= Challenge =
Reproduce each line of the material precisely.

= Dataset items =
------------------------------------------------
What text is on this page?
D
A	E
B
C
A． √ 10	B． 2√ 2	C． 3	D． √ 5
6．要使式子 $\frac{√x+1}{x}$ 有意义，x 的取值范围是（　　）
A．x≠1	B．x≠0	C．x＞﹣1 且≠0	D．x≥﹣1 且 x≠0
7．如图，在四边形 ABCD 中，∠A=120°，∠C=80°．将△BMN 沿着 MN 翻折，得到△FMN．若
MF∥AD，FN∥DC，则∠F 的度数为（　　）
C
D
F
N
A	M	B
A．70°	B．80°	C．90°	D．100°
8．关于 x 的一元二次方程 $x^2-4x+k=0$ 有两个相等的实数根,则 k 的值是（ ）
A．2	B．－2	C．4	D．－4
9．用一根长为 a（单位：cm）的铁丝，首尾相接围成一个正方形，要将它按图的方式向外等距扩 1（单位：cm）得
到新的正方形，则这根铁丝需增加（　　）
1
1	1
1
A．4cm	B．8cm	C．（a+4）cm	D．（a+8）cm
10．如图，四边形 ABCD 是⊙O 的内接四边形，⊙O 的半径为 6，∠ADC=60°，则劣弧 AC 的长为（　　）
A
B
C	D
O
------------------------------------------------
= Full response =
What text is on this page?
D
A	E
B
C
A． √ 10	B． 2√ 2	C． 3	D． √ 5
6．要使式子 $\frac{√x+1}{x}$ 有意义，x 的取值范围是（　　）
A．x≠1	B．x≠0	C．x＞﹣1 且≠0	D．x≥﹣1 且 x≠0
7．如图，在四边形 ABCD 中，∠A=120°，∠C=80°．将△BMN 沿着 MN 翻折，得到△FMN．若
MF∥AD，FN∥DC，则∠F 的度数为（　　）
C
D
F
N
A	M	B
A．70°	B．80°	C．90°	D．100°
8．关于 x 的一元二次方程 $x^2-4x+k=0$ 有两个相等的实数根,则 k 的值是（ ）
A．2	B．－2	C．4	D．－4
9．用一根长为 a（单位：cm）的铁丝，首尾相接围成一个正方形，要将它按图的方式向外等距扩 1（单位：cm）得
到新的正方形，则这根铁丝需增加（　　）
1
1	1
1
A．4cm	B．8cm	C．（a+4）cm	D．（a+8）cm
10．如图，四边形 ABCD 是⊙O 的内接四边形，⊙O 的半径为 6，∠ADC=60°，则劣弧 AC 的长为（　　）
A
B
C	D
O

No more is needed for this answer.